What you have to do >> Copy every line that holds "Óvodapedagógusok".

------------------------------------------------------------------------

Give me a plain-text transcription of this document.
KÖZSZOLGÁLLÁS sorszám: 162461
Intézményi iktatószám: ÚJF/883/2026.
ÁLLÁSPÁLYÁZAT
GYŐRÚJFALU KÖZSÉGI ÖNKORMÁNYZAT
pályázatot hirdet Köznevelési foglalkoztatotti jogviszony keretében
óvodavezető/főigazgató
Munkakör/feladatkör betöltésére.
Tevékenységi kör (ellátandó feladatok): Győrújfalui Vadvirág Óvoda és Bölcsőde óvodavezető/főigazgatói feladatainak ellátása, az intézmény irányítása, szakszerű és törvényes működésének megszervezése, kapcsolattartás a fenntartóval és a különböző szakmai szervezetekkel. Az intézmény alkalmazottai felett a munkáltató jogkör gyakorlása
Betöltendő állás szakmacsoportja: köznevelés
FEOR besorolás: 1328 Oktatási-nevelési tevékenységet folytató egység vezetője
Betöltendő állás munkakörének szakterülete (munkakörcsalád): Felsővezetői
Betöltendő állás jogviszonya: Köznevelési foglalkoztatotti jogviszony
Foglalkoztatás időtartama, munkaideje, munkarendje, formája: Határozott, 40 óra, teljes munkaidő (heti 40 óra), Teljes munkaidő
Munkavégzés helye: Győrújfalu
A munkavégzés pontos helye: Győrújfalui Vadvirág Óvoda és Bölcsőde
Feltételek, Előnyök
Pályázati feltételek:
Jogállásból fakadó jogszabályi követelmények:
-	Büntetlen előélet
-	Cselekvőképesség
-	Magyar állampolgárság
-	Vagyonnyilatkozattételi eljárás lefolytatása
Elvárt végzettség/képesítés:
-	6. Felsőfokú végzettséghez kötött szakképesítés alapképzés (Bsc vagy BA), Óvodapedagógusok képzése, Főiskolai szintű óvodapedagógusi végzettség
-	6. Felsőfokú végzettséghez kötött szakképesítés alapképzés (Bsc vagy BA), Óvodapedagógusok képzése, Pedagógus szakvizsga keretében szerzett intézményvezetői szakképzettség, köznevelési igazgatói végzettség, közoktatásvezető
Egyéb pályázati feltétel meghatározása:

------------------------------------------------------------------------

Task output >>
-	6. Felsőfokú végzettséghez kötött szakképesítés alapképzés (Bsc vagy BA), Óvodapedagógusok képzése, Főiskolai szintű óvodapedagógusi végzettség
-	6. Felsőfokú végzettséghez kötött szakképesítés alapképzés (Bsc vagy BA), Óvodapedagógusok képzése, Pedagógus szakvizsga keretében szerzett intézményvezetői szakképzettség, köznevelési igazgatói végzettség, közoktatásvezető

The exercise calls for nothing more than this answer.